What to work on ▸ Without the images, write out the whole listing exactly.

(Lines of data)
↓

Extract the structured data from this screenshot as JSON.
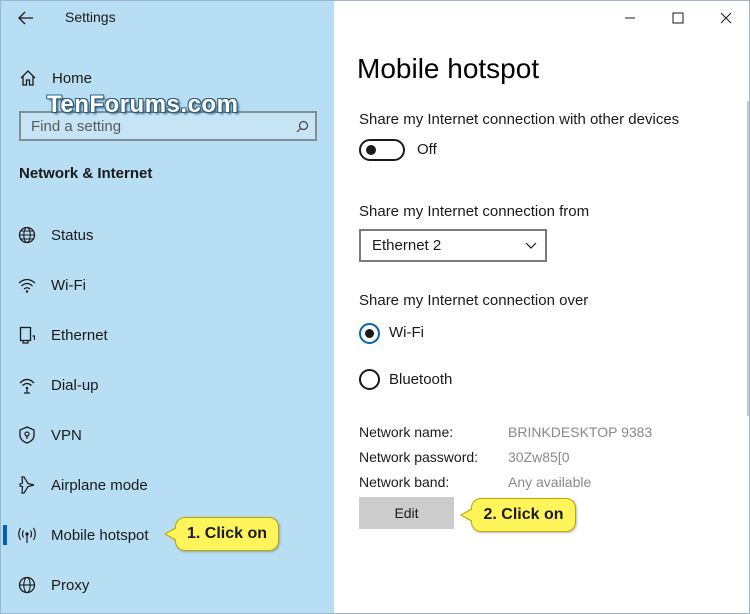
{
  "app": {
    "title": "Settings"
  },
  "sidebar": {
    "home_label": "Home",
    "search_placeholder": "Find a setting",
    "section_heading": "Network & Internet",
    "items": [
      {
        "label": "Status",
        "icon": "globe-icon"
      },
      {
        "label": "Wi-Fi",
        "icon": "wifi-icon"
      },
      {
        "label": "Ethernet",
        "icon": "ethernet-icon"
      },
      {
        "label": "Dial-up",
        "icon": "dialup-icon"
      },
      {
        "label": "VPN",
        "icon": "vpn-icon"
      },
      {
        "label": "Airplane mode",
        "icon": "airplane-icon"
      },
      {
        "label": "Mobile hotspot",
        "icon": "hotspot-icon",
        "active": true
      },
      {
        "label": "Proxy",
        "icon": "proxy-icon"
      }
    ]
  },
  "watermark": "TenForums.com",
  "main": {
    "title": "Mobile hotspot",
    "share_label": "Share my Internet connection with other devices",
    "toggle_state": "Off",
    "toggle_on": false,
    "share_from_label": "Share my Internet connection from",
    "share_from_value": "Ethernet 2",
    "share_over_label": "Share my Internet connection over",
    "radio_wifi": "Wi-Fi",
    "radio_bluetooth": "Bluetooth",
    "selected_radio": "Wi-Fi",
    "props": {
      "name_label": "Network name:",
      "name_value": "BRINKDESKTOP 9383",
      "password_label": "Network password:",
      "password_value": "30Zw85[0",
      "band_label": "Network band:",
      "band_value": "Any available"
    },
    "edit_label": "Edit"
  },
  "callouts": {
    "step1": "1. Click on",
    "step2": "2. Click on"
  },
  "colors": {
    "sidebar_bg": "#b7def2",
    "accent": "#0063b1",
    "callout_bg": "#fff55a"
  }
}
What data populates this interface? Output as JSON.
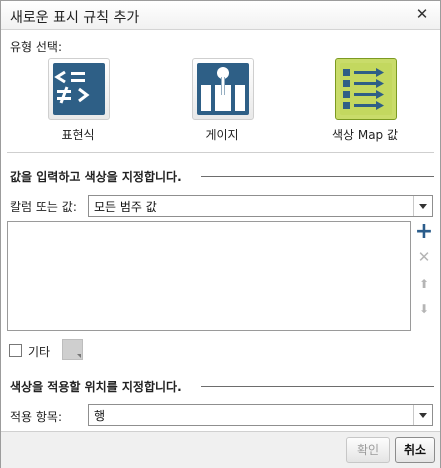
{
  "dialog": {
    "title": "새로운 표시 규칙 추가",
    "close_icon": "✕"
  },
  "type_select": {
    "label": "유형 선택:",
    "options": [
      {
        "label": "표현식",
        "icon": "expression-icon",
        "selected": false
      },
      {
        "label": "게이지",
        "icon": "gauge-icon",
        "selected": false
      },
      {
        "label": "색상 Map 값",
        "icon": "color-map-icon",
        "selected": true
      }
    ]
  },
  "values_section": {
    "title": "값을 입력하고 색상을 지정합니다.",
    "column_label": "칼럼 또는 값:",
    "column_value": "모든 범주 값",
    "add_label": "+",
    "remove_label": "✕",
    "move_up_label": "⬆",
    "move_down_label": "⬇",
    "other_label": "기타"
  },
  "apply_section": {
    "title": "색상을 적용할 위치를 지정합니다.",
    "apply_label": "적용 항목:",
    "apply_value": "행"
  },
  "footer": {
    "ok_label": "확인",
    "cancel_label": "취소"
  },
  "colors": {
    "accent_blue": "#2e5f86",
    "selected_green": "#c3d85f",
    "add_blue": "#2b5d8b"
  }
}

↑

Answer below ▸
Extract the structured data from this screenshot as JSON.
{
  "app": {
    "title": "Settings"
  },
  "sidebar": {
    "home_label": "Home",
    "search_placeholder": "Find a setting",
    "section_heading": "Network & Internet",
    "items": [
      {
        "label": "Status",
        "icon": "globe-icon"
      },
      {
        "label": "Wi-Fi",
        "icon": "wifi-icon"
      },
      {
        "label": "Ethernet",
        "icon": "ethernet-icon"
      },
      {
        "label": "Dial-up",
        "icon": "dialup-icon"
      },
      {
        "label": "VPN",
        "icon": "vpn-icon"
      },
      {
        "label": "Airplane mode",
        "icon": "airplane-icon"
      },
      {
        "label": "Mobile hotspot",
        "icon": "hotspot-icon",
        "active": true
      },
      {
        "label": "Proxy",
        "icon": "proxy-icon"
      }
    ]
  },
  "watermark": "TenForums.com",
  "main": {
    "title": "Mobile hotspot",
    "share_label": "Share my Internet connection with other devices",
    "toggle_state": "Off",
    "toggle_on": false,
    "share_from_label": "Share my Internet connection from",
    "share_from_value": "Ethernet 2",
    "share_over_label": "Share my Internet connection over",
    "radio_wifi": "Wi-Fi",
    "radio_bluetooth": "Bluetooth",
    "selected_radio": "Wi-Fi",
    "props": {
      "name_label": "Network name:",
      "name_value": "BRINKDESKTOP 9383",
      "password_label": "Network password:",
      "password_value": "30Zw85[0",
      "band_label": "Network band:",
      "band_value": "Any available"
    },
    "edit_label": "Edit"
  },
  "callouts": {
    "step1": "1. Click on",
    "step2": "2. Click on"
  },
  "colors": {
    "sidebar_bg": "#b7def2",
    "accent": "#0063b1",
    "callout_bg": "#fff55a"
  }
}
What data populates this interface? Output as JSON.
{
  "dialog": {
    "title": "새로운 표시 규칙 추가",
    "close_icon": "✕"
  },
  "type_select": {
    "label": "유형 선택:",
    "options": [
      {
        "label": "표현식",
        "icon": "expression-icon",
        "selected": false
      },
      {
        "label": "게이지",
        "icon": "gauge-icon",
        "selected": false
      },
      {
        "label": "색상 Map 값",
        "icon": "color-map-icon",
        "selected": true
      }
    ]
  },
  "values_section": {
    "title": "값을 입력하고 색상을 지정합니다.",
    "column_label": "칼럼 또는 값:",
    "column_value": "모든 범주 값",
    "add_label": "+",
    "remove_label": "✕",
    "move_up_label": "⬆",
    "move_down_label": "⬇",
    "other_label": "기타"
  },
  "apply_section": {
    "title": "색상을 적용할 위치를 지정합니다.",
    "apply_label": "적용 항목:",
    "apply_value": "행"
  },
  "footer": {
    "ok_label": "확인",
    "cancel_label": "취소"
  },
  "colors": {
    "accent_blue": "#2e5f86",
    "selected_green": "#c3d85f",
    "add_blue": "#2b5d8b"
  }
}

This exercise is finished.